_DATA SUPPLIED:_
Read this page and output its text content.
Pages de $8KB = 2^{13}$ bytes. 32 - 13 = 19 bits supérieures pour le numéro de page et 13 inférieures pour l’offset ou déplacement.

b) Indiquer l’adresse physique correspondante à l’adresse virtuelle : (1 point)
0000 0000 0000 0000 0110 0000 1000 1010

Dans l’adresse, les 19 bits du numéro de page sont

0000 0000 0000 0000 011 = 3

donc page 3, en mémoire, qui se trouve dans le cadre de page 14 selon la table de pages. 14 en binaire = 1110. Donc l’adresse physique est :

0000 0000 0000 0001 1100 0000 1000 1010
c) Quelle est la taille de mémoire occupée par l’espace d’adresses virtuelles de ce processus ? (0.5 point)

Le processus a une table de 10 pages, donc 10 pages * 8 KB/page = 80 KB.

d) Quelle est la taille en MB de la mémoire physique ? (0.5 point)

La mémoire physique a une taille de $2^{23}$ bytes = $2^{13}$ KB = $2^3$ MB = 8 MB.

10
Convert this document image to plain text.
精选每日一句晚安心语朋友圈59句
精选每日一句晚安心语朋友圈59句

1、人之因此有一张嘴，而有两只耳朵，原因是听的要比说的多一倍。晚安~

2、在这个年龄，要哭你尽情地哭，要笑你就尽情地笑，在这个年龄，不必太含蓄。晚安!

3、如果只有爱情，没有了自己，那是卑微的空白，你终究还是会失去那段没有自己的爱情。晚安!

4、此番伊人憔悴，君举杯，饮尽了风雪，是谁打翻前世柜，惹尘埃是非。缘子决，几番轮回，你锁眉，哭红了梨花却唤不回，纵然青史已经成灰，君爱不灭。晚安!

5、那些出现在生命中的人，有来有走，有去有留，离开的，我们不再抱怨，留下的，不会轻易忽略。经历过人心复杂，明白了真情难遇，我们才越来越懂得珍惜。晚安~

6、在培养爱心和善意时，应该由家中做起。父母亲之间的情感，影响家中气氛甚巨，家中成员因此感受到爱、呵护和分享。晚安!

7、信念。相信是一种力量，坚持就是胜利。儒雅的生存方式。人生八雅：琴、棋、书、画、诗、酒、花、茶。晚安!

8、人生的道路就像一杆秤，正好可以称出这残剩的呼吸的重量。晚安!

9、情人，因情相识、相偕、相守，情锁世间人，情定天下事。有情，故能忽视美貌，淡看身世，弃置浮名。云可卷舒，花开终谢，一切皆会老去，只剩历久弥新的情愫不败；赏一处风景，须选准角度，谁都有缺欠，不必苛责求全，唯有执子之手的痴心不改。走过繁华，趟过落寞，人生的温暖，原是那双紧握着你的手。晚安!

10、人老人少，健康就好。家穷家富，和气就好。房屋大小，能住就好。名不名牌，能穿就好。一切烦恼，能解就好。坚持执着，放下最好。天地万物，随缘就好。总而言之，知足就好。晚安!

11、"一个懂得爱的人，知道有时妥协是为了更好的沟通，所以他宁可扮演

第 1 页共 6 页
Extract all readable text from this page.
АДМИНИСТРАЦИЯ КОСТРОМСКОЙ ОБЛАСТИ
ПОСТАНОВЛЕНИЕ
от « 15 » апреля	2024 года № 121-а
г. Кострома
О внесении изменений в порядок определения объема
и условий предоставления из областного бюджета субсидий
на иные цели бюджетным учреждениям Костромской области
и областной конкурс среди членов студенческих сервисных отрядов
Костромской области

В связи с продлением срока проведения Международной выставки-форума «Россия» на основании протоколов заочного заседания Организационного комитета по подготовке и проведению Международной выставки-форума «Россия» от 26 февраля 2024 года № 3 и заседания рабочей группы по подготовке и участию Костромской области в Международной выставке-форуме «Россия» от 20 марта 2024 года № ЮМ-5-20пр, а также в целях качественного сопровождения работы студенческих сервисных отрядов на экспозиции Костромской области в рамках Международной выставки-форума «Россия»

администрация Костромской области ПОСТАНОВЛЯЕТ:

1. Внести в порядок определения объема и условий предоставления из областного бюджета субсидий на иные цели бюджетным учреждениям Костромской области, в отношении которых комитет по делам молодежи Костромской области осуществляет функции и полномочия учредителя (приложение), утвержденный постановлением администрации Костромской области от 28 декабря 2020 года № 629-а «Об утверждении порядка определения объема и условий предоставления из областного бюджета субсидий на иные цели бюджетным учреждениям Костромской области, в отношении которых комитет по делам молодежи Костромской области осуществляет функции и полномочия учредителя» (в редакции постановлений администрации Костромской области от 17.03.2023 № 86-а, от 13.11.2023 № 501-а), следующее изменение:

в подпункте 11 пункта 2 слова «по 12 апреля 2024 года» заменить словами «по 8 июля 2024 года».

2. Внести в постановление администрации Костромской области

_WHAT IS EXPECTED:_
Determine the number of lines in the data that contain "условий" as a word or string, and state only that number.

_WORKED SOLUTION:_
2